— START OF Dataset excerpts —
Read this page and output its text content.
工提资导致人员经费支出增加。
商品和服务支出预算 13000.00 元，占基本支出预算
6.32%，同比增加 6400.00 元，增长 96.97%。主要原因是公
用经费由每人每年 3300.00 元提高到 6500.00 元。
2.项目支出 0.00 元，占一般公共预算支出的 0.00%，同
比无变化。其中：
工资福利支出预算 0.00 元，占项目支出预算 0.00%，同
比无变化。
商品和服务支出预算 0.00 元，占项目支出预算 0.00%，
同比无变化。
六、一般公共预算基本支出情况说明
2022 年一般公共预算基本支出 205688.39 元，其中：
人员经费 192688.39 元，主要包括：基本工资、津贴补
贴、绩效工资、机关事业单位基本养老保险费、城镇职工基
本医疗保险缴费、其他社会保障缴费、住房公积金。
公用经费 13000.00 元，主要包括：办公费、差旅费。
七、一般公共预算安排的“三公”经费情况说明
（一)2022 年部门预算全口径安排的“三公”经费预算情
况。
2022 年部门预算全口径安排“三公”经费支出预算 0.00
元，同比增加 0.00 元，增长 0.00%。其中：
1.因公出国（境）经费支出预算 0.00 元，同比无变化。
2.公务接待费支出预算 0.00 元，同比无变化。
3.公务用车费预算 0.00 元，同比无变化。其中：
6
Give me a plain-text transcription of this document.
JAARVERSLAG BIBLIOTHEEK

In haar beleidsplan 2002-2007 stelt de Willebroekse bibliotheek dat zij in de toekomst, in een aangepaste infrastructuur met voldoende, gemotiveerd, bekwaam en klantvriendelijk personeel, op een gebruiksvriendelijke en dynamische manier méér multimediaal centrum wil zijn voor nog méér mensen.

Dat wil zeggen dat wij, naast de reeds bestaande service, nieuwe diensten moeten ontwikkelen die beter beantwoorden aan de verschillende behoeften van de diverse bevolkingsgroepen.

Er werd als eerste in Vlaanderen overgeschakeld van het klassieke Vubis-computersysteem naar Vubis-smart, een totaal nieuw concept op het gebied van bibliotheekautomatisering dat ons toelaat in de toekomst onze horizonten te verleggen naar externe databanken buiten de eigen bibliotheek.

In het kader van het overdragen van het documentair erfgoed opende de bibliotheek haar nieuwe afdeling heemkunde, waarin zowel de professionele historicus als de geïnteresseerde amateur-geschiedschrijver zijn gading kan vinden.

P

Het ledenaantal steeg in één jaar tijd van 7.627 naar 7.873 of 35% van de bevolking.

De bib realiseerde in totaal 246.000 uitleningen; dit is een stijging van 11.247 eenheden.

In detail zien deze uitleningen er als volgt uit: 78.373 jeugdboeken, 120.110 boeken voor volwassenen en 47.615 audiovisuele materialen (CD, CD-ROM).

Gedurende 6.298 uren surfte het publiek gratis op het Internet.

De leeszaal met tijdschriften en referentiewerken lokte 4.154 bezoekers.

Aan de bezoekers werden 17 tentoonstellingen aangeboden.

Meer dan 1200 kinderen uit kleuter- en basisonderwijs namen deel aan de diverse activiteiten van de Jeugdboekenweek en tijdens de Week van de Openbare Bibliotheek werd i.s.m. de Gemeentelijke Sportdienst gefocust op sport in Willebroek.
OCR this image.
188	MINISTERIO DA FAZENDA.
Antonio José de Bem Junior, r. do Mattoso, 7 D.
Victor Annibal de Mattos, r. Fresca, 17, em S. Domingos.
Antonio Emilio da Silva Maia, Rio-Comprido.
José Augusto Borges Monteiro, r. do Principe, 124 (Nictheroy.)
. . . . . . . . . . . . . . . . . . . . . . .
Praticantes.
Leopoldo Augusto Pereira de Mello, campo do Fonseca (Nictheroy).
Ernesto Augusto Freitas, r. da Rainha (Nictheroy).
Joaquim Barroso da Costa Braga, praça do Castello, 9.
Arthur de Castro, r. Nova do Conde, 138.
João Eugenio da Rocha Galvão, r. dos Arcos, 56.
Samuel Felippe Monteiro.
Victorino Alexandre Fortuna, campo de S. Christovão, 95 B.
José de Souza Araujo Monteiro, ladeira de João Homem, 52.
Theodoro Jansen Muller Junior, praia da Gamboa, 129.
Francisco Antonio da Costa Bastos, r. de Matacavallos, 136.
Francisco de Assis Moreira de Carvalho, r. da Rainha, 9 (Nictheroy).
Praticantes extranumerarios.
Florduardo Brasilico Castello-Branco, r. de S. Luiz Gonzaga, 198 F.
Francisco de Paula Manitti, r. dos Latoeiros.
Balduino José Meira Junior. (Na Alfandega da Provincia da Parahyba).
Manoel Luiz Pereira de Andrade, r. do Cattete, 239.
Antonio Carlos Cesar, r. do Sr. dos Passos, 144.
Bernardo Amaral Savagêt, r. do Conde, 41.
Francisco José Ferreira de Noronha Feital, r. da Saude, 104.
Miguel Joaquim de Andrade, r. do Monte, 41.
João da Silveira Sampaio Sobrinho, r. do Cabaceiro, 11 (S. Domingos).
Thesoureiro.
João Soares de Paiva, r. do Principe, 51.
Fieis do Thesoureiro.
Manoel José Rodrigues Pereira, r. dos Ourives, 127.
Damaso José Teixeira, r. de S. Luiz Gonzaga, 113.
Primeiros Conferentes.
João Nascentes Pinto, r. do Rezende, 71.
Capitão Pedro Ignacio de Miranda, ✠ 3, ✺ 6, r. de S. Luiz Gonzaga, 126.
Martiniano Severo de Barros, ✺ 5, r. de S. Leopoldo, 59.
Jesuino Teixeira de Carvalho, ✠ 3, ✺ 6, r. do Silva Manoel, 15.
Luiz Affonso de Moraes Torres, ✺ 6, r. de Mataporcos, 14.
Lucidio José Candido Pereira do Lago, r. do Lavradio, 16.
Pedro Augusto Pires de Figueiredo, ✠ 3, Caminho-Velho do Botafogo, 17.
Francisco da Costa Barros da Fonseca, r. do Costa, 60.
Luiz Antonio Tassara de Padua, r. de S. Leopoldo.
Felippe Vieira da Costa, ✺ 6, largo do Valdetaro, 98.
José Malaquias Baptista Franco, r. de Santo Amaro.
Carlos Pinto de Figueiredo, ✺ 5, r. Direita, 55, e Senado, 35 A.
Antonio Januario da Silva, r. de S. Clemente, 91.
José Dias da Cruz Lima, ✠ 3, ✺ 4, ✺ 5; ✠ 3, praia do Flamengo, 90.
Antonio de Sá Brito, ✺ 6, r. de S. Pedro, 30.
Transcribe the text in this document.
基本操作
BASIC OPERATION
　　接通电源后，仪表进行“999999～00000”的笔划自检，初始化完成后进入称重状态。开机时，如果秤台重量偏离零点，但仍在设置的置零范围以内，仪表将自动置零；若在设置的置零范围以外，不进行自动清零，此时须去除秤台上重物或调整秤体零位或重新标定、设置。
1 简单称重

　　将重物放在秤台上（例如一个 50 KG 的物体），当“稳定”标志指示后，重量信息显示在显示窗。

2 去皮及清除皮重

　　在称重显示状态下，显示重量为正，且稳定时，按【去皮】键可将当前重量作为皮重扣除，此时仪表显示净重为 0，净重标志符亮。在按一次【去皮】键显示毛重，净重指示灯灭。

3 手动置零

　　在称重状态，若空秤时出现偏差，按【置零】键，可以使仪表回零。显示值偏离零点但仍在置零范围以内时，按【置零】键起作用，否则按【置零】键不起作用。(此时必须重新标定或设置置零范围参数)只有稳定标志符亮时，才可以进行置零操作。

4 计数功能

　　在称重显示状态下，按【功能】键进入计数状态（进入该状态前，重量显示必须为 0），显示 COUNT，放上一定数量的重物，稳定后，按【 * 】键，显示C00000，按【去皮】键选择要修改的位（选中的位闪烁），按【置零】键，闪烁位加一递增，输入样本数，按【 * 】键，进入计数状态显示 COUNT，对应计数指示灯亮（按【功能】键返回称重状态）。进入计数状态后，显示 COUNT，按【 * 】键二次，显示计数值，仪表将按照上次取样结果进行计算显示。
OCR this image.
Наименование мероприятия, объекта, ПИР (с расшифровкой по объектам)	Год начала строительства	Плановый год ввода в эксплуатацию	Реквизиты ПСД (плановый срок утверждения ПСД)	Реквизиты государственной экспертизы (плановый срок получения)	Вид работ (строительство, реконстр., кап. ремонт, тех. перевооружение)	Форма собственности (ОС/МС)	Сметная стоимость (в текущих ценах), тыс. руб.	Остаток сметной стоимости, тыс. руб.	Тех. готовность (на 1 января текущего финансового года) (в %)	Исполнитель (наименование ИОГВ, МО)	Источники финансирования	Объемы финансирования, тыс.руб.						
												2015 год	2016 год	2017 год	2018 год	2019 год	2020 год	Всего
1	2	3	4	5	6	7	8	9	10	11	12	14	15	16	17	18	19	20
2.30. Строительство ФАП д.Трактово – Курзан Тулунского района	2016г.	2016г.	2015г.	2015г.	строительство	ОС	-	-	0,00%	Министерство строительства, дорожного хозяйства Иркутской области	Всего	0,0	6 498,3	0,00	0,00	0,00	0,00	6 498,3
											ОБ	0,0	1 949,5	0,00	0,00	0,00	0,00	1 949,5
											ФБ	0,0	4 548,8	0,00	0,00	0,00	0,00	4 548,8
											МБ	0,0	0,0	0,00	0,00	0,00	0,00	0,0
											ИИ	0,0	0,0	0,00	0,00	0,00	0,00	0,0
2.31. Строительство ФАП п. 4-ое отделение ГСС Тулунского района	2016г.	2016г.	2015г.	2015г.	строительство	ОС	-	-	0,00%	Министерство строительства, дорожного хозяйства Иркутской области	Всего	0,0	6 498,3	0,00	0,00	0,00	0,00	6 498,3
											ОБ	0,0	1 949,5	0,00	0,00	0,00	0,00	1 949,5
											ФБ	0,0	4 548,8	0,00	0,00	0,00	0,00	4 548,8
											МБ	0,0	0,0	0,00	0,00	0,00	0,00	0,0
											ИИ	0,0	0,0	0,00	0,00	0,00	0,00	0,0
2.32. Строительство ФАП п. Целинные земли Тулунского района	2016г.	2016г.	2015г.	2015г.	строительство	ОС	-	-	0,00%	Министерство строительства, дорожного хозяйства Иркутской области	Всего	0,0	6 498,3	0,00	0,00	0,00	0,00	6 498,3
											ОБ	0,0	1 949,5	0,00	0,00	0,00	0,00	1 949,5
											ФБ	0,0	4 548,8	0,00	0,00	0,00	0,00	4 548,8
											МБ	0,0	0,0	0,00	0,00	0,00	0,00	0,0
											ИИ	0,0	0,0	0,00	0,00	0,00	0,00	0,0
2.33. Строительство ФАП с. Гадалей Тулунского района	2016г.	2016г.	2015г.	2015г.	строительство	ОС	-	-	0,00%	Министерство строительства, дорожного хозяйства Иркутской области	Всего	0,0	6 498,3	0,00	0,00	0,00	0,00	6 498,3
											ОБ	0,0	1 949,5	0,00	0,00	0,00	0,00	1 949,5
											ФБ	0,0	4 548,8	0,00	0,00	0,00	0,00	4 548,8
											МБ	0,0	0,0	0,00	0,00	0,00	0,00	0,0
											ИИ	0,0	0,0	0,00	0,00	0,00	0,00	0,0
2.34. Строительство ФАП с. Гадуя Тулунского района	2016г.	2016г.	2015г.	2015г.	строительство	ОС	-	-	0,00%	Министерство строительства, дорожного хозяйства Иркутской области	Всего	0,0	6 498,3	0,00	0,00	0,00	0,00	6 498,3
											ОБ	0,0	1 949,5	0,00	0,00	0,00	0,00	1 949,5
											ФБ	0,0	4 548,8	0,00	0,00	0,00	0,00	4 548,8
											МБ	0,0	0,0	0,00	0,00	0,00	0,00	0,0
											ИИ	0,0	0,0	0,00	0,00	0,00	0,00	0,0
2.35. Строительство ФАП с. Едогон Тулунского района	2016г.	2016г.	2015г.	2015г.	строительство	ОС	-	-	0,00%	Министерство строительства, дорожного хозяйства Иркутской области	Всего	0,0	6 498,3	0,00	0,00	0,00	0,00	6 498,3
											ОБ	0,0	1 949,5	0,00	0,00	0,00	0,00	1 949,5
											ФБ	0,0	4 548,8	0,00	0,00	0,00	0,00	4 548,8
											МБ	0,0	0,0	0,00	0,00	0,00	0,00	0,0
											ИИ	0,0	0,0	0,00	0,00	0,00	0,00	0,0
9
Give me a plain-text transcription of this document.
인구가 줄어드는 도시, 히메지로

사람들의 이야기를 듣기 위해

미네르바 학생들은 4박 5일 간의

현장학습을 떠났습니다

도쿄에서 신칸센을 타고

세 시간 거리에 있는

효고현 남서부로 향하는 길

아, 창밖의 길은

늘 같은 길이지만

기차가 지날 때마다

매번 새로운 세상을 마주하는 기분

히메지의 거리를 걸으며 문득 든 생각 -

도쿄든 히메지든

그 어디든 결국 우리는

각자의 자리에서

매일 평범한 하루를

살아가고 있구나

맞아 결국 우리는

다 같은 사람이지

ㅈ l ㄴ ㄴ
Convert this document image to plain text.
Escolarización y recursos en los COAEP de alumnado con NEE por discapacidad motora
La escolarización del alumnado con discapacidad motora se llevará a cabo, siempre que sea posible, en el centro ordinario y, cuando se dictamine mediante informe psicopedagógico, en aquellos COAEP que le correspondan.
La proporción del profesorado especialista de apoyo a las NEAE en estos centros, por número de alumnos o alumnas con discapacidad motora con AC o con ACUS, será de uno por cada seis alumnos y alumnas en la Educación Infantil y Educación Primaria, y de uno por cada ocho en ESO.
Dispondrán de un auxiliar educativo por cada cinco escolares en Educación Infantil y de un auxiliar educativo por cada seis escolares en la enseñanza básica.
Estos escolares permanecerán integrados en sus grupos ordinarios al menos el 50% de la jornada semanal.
— END OF Dataset excerpts —
- Exercise aim: Select every line above that contains the word "discapacidad", and copy it.

- Exercise response:
Escolarización y recursos en los COAEP de alumnado con NEE por discapacidad motora
La escolarización del alumnado con discapacidad motora se llevará a cabo, siempre que sea posible, en el centro ordinario y, cuando se dictamine mediante informe psicopedagógico, en aquellos COAEP que le correspondan.
La proporción del profesorado especialista de apoyo a las NEAE en estos centros, por número de alumnos o alumnas con discapacidad motora con AC o con ACUS, será de uno por cada seis alumnos y alumnas en la Educación Infantil y Educación Primaria, y de uno por cada ocho en ESO.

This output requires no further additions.